Goal of the exercise: Give every line of the data again, unchanged, but with no pictures.

+ + +

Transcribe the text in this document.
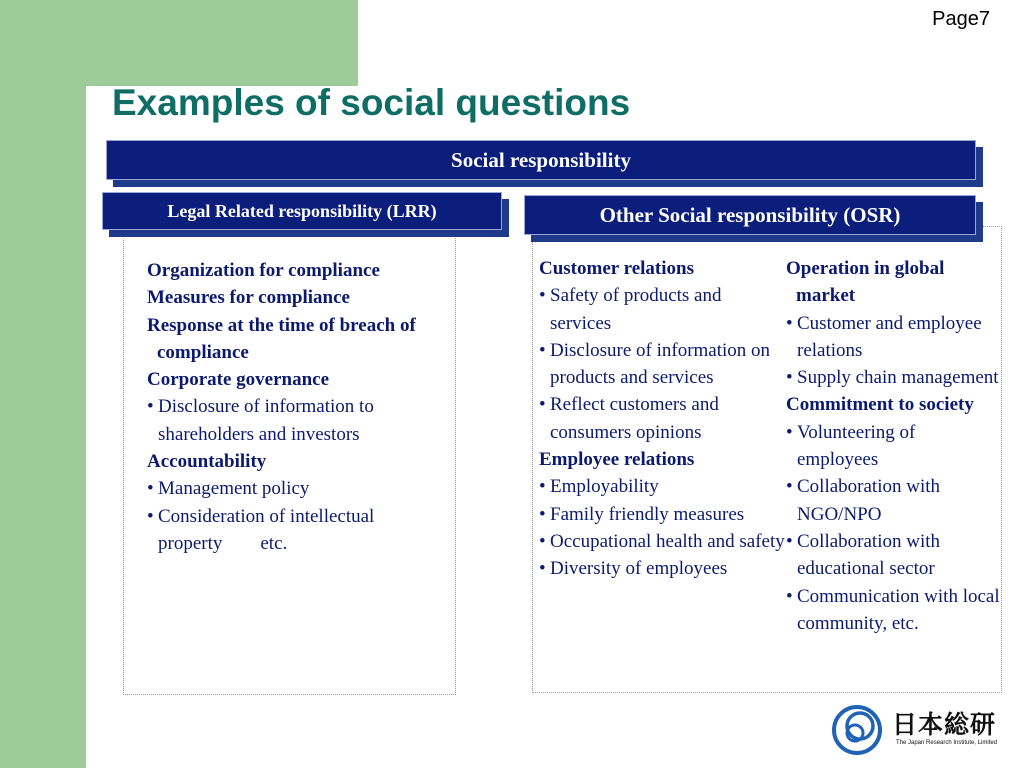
Page7
Examples of social questions
Social responsibility
Legal Related responsibility (LRR)	Other Social responsibility (OSR)
Organization for compliance
Measures for compliance
Response at the time of breach of compliance
Corporate governance
• Disclosure of information to shareholders and investors
Accountability
• Management policy
• Consideration of intellectual property        etc.
Customer relations
• Safety of products and services
• Disclosure of information on products and services
• Reflect customers and consumers opinions
Employee relations
• Employability
• Family friendly measures
• Occupational health and safety
• Diversity of employees
Operation in global market
• Customer and employee relations
• Supply chain management
Commitment to society
• Volunteering of employees
• Collaboration with NGO/NPO
• Collaboration with educational sector
• Communication with local community, etc.
日本総研
The Japan Research Institute, Limited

+ + +

Solution to this task:
Transcribe the text in this document.
Page7
Examples of social questions
Social responsibility
Legal Related responsibility (LRR)	Other Social responsibility (OSR)
Organization for compliance
Measures for compliance
Response at the time of breach of compliance
Corporate governance
• Disclosure of information to shareholders and investors
Accountability
• Management policy
• Consideration of intellectual property        etc.
Customer relations
• Safety of products and services
• Disclosure of information on products and services
• Reflect customers and consumers opinions
Employee relations
• Employability
• Family friendly measures
• Occupational health and safety
• Diversity of employees
Operation in global market
• Customer and employee relations
• Supply chain management
Commitment to society
• Volunteering of employees
• Collaboration with NGO/NPO
• Collaboration with educational sector
• Communication with local community, etc.
日本総研
The Japan Research Institute, Limited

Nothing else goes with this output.